* start *

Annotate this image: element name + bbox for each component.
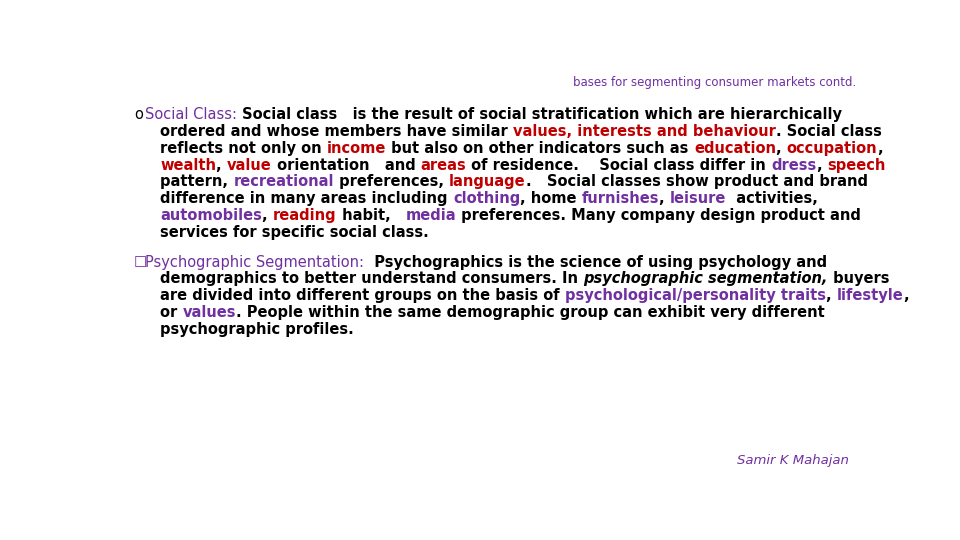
Text: ,: , xyxy=(216,158,228,172)
Text: values, interests and behaviour: values, interests and behaviour xyxy=(514,124,776,139)
Text: education: education xyxy=(694,140,776,156)
Text: ☐: ☐ xyxy=(134,254,147,269)
Text: ,: , xyxy=(903,288,909,303)
Text: Samir K Mahajan: Samir K Mahajan xyxy=(736,454,849,467)
Text: speech: speech xyxy=(828,158,886,172)
Text: lifestyle: lifestyle xyxy=(837,288,903,303)
Text: ordered and whose members have similar: ordered and whose members have similar xyxy=(160,124,514,139)
Text: Social class   is the result of social stratification which are hierarchically: Social class is the result of social str… xyxy=(237,107,842,122)
Text: areas: areas xyxy=(420,158,467,172)
Text: ,: , xyxy=(660,191,670,206)
Text: reading: reading xyxy=(273,208,337,224)
Text: recreational: recreational xyxy=(233,174,334,190)
Text: income: income xyxy=(327,140,387,156)
Text: values: values xyxy=(182,305,236,320)
Text: are divided into different groups on the basis of: are divided into different groups on the… xyxy=(160,288,565,303)
Text: , home: , home xyxy=(520,191,582,206)
Text: dress: dress xyxy=(771,158,817,172)
Text: Social Class:: Social Class: xyxy=(145,107,237,122)
Text: media: media xyxy=(406,208,456,224)
Text: pattern,: pattern, xyxy=(160,174,233,190)
Text: psychological/personality traits: psychological/personality traits xyxy=(565,288,826,303)
Text: services for specific social class.: services for specific social class. xyxy=(160,225,429,240)
Text: ,: , xyxy=(817,158,828,172)
Text: buyers: buyers xyxy=(828,272,889,287)
Text: ,: , xyxy=(826,288,837,303)
Text: Psychographics is the science of using psychology and: Psychographics is the science of using p… xyxy=(364,254,827,269)
Text: habit,: habit, xyxy=(337,208,406,224)
Text: wealth: wealth xyxy=(160,158,216,172)
Text: preferences. Many company design product and: preferences. Many company design product… xyxy=(456,208,861,224)
Text: clothing: clothing xyxy=(453,191,520,206)
Text: o: o xyxy=(134,107,143,122)
Text: occupation: occupation xyxy=(786,140,877,156)
Text: .   Social classes show product and brand: . Social classes show product and brand xyxy=(526,174,868,190)
Text: or: or xyxy=(160,305,182,320)
Text: automobiles: automobiles xyxy=(160,208,262,224)
Text: psychographic segmentation,: psychographic segmentation, xyxy=(584,272,828,287)
Text: activities,: activities, xyxy=(727,191,818,206)
Text: ,: , xyxy=(262,208,273,224)
Text: reflects not only on: reflects not only on xyxy=(160,140,327,156)
Text: ,: , xyxy=(776,140,786,156)
Text: Psychographic Segmentation:: Psychographic Segmentation: xyxy=(145,254,364,269)
Text: leisure: leisure xyxy=(670,191,727,206)
Text: value: value xyxy=(228,158,272,172)
Text: ,: , xyxy=(877,140,883,156)
Text: . People within the same demographic group can exhibit very different: . People within the same demographic gro… xyxy=(236,305,825,320)
Text: but also on other indicators such as: but also on other indicators such as xyxy=(387,140,694,156)
Text: language: language xyxy=(449,174,526,190)
Text: of residence.    Social class differ in: of residence. Social class differ in xyxy=(467,158,771,172)
Text: orientation   and: orientation and xyxy=(272,158,420,172)
Text: . Social class: . Social class xyxy=(776,124,882,139)
Text: furnishes: furnishes xyxy=(582,191,660,206)
Text: preferences,: preferences, xyxy=(334,174,449,190)
Text: difference in many areas including: difference in many areas including xyxy=(160,191,453,206)
Text: psychographic profiles.: psychographic profiles. xyxy=(160,322,354,338)
Text: bases for segmenting consumer markets contd.: bases for segmenting consumer markets co… xyxy=(573,76,856,89)
Text: demographics to better understand consumers. In: demographics to better understand consum… xyxy=(160,272,584,287)
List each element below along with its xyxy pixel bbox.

* end *

> [What needs to be done]:
Change every "lifestyle" in the records above to "way of life", keep everything else the same, and leave out the pictures.

> [Response below]:
Annotate this image: element name + bbox for each component.
Text: ,: , xyxy=(216,158,228,172)
Text: values, interests and behaviour: values, interests and behaviour xyxy=(514,124,776,139)
Text: education: education xyxy=(694,140,776,156)
Text: ☐: ☐ xyxy=(134,254,147,269)
Text: ,: , xyxy=(903,288,909,303)
Text: Samir K Mahajan: Samir K Mahajan xyxy=(736,454,849,467)
Text: speech: speech xyxy=(828,158,886,172)
Text: way of life: way of life xyxy=(837,288,903,303)
Text: ordered and whose members have similar: ordered and whose members have similar xyxy=(160,124,514,139)
Text: Social class   is the result of social stratification which are hierarchically: Social class is the result of social str… xyxy=(237,107,842,122)
Text: areas: areas xyxy=(420,158,467,172)
Text: ,: , xyxy=(660,191,670,206)
Text: reading: reading xyxy=(273,208,337,224)
Text: recreational: recreational xyxy=(233,174,334,190)
Text: income: income xyxy=(327,140,387,156)
Text: values: values xyxy=(182,305,236,320)
Text: are divided into different groups on the basis of: are divided into different groups on the… xyxy=(160,288,565,303)
Text: , home: , home xyxy=(520,191,582,206)
Text: dress: dress xyxy=(771,158,817,172)
Text: Social Class:: Social Class: xyxy=(145,107,237,122)
Text: media: media xyxy=(406,208,456,224)
Text: pattern,: pattern, xyxy=(160,174,233,190)
Text: psychological/personality traits: psychological/personality traits xyxy=(565,288,826,303)
Text: services for specific social class.: services for specific social class. xyxy=(160,225,429,240)
Text: ,: , xyxy=(817,158,828,172)
Text: buyers: buyers xyxy=(828,272,889,287)
Text: ,: , xyxy=(826,288,837,303)
Text: Psychographics is the science of using psychology and: Psychographics is the science of using p… xyxy=(364,254,827,269)
Text: habit,: habit, xyxy=(337,208,406,224)
Text: wealth: wealth xyxy=(160,158,216,172)
Text: preferences. Many company design product and: preferences. Many company design product… xyxy=(456,208,861,224)
Text: clothing: clothing xyxy=(453,191,520,206)
Text: o: o xyxy=(134,107,143,122)
Text: occupation: occupation xyxy=(786,140,877,156)
Text: .   Social classes show product and brand: . Social classes show product and brand xyxy=(526,174,868,190)
Text: or: or xyxy=(160,305,182,320)
Text: automobiles: automobiles xyxy=(160,208,262,224)
Text: psychographic segmentation,: psychographic segmentation, xyxy=(584,272,828,287)
Text: activities,: activities, xyxy=(727,191,818,206)
Text: ,: , xyxy=(262,208,273,224)
Text: reflects not only on: reflects not only on xyxy=(160,140,327,156)
Text: ,: , xyxy=(776,140,786,156)
Text: Psychographic Segmentation:: Psychographic Segmentation: xyxy=(145,254,364,269)
Text: leisure: leisure xyxy=(670,191,727,206)
Text: value: value xyxy=(228,158,272,172)
Text: ,: , xyxy=(877,140,883,156)
Text: . People within the same demographic group can exhibit very different: . People within the same demographic gro… xyxy=(236,305,825,320)
Text: but also on other indicators such as: but also on other indicators such as xyxy=(387,140,694,156)
Text: language: language xyxy=(449,174,526,190)
Text: of residence.    Social class differ in: of residence. Social class differ in xyxy=(467,158,771,172)
Text: orientation   and: orientation and xyxy=(272,158,420,172)
Text: . Social class: . Social class xyxy=(776,124,882,139)
Text: furnishes: furnishes xyxy=(582,191,660,206)
Text: preferences,: preferences, xyxy=(334,174,449,190)
Text: difference in many areas including: difference in many areas including xyxy=(160,191,453,206)
Text: psychographic profiles.: psychographic profiles. xyxy=(160,322,354,338)
Text: bases for segmenting consumer markets contd.: bases for segmenting consumer markets co… xyxy=(573,76,856,89)
Text: demographics to better understand consumers. In: demographics to better understand consum… xyxy=(160,272,584,287)
List each element below along with its xyxy pixel bbox.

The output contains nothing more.